[Stored data entries]
■ ■ ■ ■ ■
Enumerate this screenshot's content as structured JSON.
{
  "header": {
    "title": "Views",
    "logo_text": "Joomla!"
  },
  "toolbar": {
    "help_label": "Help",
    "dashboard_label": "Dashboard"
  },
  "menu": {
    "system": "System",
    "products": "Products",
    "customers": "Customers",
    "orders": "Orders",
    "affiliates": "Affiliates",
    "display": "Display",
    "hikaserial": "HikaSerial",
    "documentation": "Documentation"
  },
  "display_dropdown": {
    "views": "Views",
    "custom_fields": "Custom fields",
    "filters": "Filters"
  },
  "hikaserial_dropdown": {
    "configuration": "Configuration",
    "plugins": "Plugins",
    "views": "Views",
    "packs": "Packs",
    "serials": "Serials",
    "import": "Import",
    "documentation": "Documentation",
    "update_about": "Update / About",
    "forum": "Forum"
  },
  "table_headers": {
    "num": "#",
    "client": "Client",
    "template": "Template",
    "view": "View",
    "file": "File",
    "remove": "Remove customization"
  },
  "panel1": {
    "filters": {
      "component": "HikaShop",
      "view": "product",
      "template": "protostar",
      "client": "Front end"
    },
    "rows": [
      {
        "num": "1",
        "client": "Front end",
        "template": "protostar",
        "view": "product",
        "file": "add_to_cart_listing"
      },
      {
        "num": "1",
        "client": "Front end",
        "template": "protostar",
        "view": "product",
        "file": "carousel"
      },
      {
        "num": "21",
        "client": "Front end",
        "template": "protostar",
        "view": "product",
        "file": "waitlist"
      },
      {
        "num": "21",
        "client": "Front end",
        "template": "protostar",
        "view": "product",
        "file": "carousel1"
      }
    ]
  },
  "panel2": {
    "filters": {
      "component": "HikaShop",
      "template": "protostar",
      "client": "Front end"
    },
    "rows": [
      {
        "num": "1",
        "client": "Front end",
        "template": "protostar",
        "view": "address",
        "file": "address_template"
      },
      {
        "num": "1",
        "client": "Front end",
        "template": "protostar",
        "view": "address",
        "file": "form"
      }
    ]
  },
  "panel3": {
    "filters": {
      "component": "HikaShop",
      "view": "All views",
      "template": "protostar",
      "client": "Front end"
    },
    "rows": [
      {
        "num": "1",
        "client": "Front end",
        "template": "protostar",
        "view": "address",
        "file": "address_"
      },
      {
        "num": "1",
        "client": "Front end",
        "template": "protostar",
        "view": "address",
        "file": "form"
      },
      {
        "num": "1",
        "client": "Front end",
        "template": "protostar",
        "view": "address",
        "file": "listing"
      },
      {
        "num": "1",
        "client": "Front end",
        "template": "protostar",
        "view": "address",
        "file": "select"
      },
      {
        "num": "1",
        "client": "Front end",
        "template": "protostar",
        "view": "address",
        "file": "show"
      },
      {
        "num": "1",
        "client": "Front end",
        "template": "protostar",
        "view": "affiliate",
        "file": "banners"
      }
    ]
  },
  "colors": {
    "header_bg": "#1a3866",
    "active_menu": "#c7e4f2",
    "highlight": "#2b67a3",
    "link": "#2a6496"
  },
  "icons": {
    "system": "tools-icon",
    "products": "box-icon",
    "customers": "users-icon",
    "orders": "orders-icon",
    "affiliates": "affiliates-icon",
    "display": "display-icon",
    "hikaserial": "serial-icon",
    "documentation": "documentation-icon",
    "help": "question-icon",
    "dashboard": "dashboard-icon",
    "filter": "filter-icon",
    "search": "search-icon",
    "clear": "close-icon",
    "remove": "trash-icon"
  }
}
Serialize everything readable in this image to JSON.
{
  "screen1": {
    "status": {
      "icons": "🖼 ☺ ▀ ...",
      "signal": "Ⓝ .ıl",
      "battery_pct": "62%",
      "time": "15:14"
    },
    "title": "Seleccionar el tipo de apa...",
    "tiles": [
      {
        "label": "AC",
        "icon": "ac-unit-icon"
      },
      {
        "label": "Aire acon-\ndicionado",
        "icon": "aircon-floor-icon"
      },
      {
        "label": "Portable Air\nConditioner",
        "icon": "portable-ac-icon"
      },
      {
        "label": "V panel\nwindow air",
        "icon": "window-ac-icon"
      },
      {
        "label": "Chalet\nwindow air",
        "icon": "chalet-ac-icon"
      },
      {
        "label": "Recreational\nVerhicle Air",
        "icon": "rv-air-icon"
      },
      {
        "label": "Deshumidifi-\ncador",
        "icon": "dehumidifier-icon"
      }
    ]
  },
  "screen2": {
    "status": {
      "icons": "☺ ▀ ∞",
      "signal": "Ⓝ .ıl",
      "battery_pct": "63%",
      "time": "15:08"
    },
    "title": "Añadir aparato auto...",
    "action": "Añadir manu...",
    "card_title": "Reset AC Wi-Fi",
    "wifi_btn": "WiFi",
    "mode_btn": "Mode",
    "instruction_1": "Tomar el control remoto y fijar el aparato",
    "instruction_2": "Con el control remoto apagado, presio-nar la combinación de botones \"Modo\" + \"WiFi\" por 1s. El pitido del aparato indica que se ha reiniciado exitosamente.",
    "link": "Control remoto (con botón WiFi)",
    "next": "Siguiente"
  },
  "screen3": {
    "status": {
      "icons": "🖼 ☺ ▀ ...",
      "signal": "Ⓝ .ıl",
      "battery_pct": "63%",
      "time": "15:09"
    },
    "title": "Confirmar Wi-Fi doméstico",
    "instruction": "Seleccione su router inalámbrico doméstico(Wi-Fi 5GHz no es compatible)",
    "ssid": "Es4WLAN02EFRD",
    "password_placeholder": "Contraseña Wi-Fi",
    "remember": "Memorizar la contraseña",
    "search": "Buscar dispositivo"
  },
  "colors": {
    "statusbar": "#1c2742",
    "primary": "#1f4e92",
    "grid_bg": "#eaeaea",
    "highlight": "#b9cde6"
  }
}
■ ■ ■ ■ ■
→ **What you have to do**
Select every line of the material above holding the word "Añadir" and copy it.

→ **Task result**
    "title": "Añadir aparato auto...",
    "action": "Añadir manu...",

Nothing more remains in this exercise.